_Input records_
· · ·
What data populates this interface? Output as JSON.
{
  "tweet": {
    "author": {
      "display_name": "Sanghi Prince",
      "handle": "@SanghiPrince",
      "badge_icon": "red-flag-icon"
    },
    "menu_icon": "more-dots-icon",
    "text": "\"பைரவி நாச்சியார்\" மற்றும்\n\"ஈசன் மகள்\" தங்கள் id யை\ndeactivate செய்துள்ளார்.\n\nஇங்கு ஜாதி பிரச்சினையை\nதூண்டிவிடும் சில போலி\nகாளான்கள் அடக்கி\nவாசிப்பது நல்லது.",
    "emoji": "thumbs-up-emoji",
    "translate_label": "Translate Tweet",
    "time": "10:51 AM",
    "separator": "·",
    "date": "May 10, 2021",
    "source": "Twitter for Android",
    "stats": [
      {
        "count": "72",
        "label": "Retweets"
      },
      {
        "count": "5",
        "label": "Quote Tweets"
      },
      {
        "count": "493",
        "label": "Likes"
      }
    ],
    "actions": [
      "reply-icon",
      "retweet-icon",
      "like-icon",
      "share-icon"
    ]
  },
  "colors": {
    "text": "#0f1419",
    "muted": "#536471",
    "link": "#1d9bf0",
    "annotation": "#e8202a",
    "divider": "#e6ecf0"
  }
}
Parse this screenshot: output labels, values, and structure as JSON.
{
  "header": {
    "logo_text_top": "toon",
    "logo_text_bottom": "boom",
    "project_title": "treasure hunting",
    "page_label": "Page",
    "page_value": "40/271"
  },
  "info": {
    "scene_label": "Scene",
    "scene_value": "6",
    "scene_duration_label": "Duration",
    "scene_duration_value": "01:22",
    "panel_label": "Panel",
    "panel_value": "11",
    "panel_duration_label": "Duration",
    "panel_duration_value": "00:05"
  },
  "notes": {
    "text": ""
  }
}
· · ·
_Objective_
Find the line with "Parse this screenshot: output" in the listing above, then write out that line and each remaining line exactly, with no other text.

_Response to this exercise_
Parse this screenshot: output labels, values, and structure as JSON.
{
  "header": {
    "logo_text_top": "toon",
    "logo_text_bottom": "boom",
    "project_title": "treasure hunting",
    "page_label": "Page",
    "page_value": "40/271"
  },
  "info": {
    "scene_label": "Scene",
    "scene_value": "6",
    "scene_duration_label": "Duration",
    "scene_duration_value": "01:22",
    "panel_label": "Panel",
    "panel_value": "11",
    "panel_duration_label": "Duration",
    "panel_duration_value": "00:05"
  },
  "notes": {
    "text": ""
  }
}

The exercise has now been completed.